(Required work): Pick out each line with the word "utbildning" from the material that follows.

(Material shown):
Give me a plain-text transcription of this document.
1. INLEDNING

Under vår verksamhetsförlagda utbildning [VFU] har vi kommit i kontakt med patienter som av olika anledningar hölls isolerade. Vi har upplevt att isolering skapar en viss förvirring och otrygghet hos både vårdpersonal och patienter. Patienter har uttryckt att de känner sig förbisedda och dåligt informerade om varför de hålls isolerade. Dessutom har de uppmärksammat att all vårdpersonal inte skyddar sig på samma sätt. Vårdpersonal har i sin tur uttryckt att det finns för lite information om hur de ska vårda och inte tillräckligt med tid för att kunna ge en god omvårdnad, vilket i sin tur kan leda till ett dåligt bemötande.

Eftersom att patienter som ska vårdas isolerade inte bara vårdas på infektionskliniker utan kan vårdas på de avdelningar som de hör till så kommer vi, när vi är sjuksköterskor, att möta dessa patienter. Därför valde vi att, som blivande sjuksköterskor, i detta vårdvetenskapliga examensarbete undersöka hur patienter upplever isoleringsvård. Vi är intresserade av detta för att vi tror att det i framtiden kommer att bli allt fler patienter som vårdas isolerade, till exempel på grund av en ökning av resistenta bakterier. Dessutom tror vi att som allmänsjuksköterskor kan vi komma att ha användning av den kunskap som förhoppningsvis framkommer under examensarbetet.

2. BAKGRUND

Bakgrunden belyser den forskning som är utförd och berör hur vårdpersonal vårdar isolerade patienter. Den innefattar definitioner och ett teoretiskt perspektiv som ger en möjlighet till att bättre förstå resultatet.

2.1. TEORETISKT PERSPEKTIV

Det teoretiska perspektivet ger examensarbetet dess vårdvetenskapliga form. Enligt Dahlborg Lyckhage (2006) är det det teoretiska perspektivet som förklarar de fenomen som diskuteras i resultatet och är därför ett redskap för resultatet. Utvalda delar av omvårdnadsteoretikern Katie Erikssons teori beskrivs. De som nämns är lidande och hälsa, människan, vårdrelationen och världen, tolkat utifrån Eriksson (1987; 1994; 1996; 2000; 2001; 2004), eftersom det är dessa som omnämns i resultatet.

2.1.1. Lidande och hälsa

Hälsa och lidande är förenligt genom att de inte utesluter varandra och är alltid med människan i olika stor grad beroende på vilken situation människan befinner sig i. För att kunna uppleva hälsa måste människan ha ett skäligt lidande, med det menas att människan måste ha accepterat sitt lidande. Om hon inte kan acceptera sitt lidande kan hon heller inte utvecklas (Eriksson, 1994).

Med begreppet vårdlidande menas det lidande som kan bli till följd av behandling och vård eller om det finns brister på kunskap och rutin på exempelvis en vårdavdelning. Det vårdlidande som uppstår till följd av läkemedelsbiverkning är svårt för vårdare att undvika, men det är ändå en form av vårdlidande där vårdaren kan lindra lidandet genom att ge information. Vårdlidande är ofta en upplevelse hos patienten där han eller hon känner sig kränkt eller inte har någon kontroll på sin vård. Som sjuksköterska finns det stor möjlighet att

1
...
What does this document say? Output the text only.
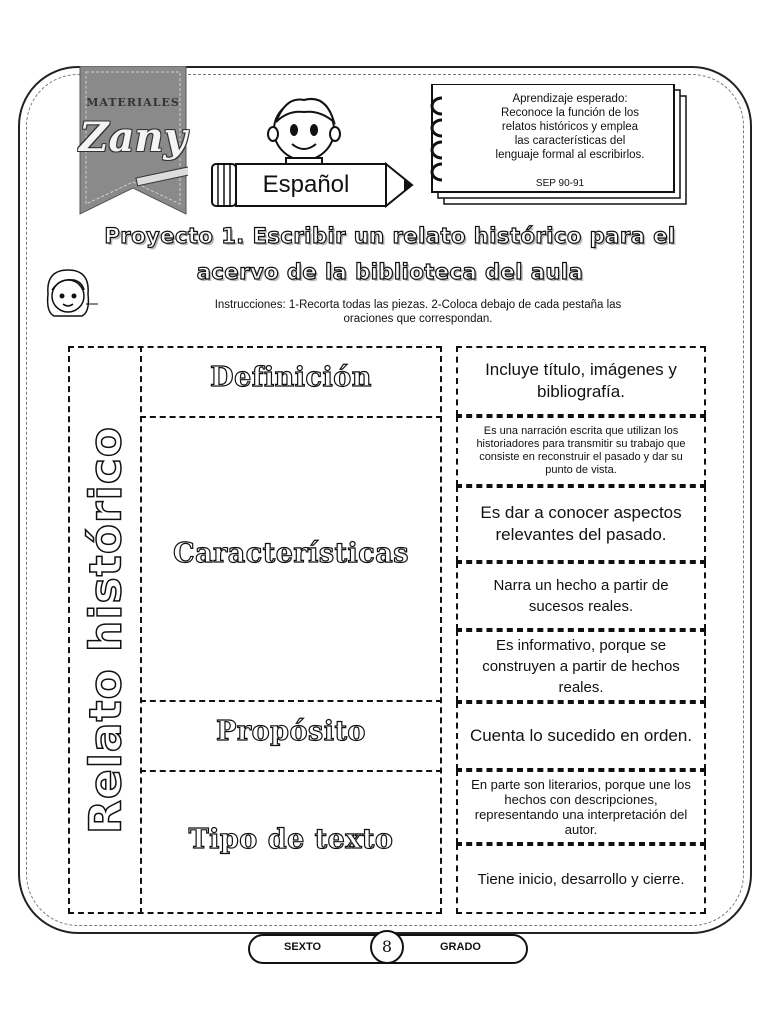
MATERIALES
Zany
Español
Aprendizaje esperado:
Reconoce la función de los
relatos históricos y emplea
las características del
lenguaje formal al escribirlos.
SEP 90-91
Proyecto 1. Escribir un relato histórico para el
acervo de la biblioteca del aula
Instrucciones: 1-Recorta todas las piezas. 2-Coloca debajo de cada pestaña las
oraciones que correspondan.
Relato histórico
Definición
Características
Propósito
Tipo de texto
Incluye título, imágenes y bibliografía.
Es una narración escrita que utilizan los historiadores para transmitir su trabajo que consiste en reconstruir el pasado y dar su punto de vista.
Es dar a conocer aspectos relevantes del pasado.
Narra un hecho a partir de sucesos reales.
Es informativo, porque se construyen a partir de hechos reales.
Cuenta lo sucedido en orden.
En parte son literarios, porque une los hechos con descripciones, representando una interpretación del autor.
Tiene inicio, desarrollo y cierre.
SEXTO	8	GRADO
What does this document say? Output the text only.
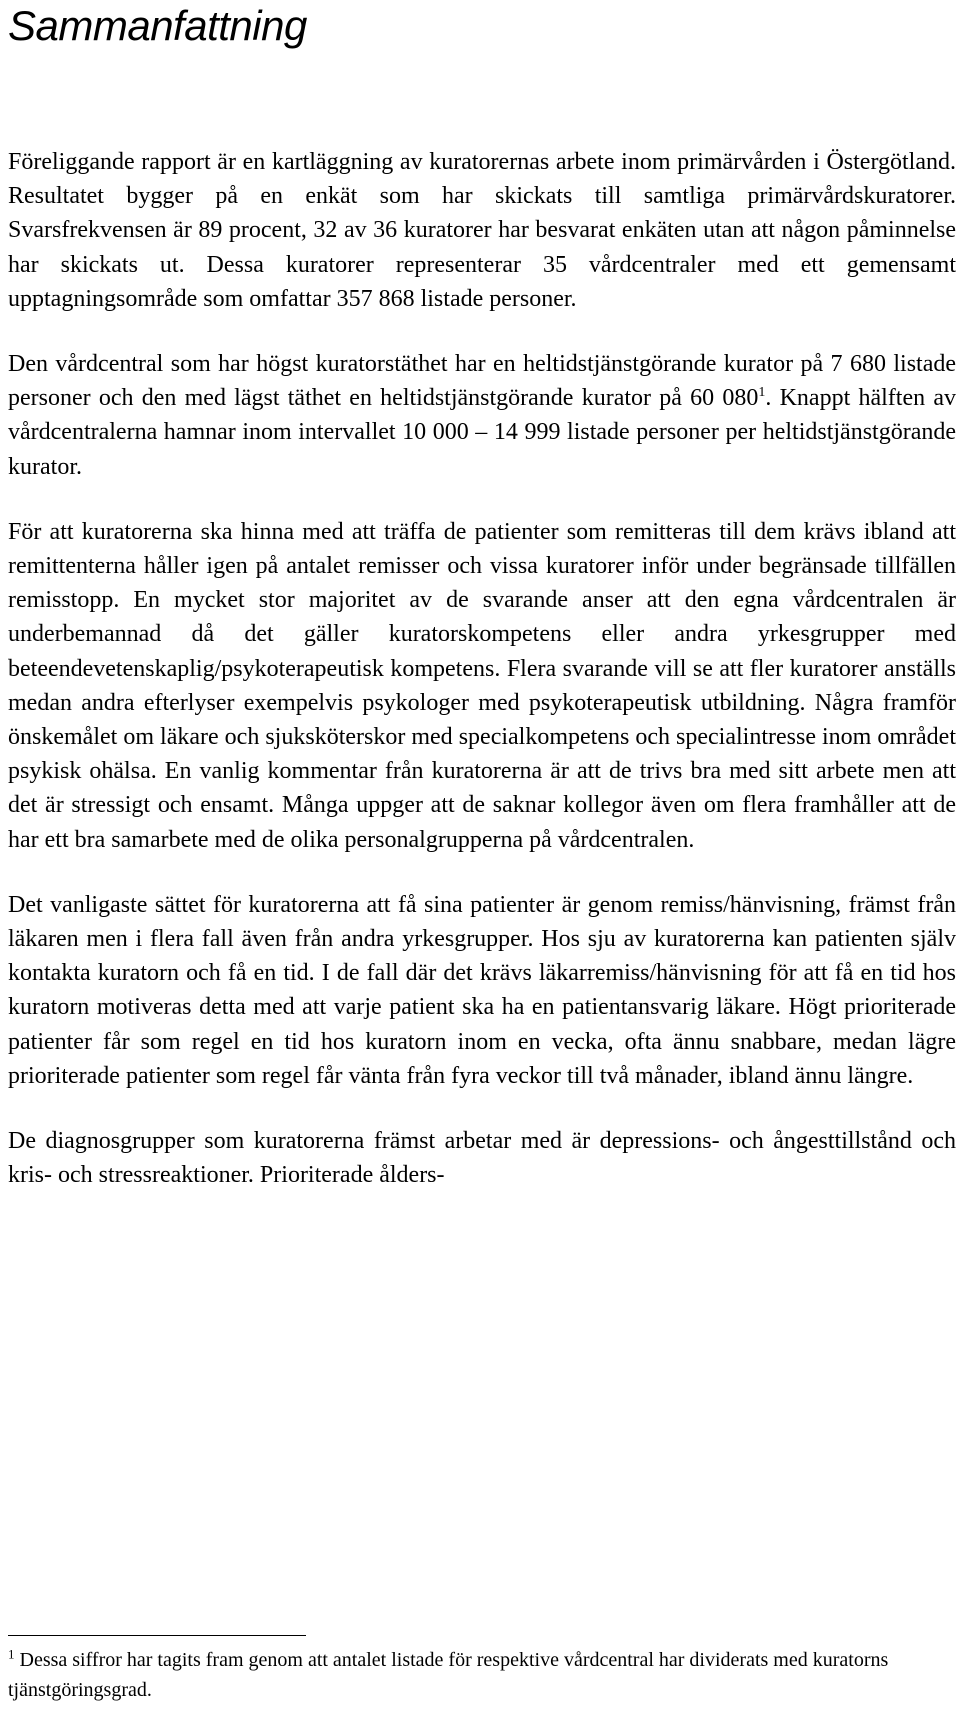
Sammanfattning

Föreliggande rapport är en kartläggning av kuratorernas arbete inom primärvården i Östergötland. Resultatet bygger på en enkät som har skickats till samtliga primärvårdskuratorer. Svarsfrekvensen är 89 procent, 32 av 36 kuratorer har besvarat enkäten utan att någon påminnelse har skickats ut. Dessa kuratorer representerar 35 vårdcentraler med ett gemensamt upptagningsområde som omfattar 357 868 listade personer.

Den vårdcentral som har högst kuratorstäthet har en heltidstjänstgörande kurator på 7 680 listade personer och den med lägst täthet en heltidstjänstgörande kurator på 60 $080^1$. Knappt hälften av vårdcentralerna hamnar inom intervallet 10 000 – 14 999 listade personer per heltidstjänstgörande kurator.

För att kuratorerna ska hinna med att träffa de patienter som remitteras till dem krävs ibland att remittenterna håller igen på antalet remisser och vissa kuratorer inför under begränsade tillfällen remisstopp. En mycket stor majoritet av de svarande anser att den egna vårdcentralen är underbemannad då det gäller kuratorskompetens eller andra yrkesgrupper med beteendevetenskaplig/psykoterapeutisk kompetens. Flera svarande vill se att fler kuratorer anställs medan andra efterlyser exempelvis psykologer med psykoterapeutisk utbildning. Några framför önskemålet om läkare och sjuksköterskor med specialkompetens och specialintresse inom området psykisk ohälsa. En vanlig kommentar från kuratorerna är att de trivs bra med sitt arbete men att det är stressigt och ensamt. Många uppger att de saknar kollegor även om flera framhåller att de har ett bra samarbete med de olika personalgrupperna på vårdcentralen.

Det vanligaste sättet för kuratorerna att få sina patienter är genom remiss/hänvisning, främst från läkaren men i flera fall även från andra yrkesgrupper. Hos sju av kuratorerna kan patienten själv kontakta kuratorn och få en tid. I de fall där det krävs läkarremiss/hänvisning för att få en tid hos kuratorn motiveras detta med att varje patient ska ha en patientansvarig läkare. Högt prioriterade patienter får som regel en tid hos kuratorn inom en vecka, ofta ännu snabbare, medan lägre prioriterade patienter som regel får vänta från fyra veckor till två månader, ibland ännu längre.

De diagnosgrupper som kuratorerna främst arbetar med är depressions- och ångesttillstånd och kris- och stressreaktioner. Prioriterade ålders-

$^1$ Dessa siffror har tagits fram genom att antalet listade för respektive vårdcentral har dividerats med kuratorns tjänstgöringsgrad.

(Response to the exercise):
Under vår verksamhetsförlagda utbildning [VFU] har vi kommit i kontakt med patienter som av olika anledningar hölls isolerade. Vi har upplevt att isolering skapar en viss förvirring och otrygghet hos både vårdpersonal och patienter. Patienter har uttryckt att de känner sig förbisedda och dåligt informerade om varför de hålls isolerade. Dessutom har de uppmärksammat att all vårdpersonal inte skyddar sig på samma sätt. Vårdpersonal har i sin tur uttryckt att det finns för lite information om hur de ska vårda och inte tillräckligt med tid för att kunna ge en god omvårdnad, vilket i sin tur kan leda till ett dåligt bemötande.
För att kuratorerna ska hinna med att träffa de patienter som remitteras till dem krävs ibland att remittenterna håller igen på antalet remisser och vissa kuratorer inför under begränsade tillfällen remisstopp. En mycket stor majoritet av de svarande anser att den egna vårdcentralen är underbemannad då det gäller kuratorskompetens eller andra yrkesgrupper med beteendevetenskaplig/psykoterapeutisk kompetens. Flera svarande vill se att fler kuratorer anställs medan andra efterlyser exempelvis psykologer med psykoterapeutisk utbildning. Några framför önskemålet om läkare och sjuksköterskor med specialkompetens och specialintresse inom området psykisk ohälsa. En vanlig kommentar från kuratorerna är att de trivs bra med sitt arbete men att det är stressigt och ensamt. Många uppger att de saknar kollegor även om flera framhåller att de har ett bra samarbete med de olika personalgrupperna på vårdcentralen.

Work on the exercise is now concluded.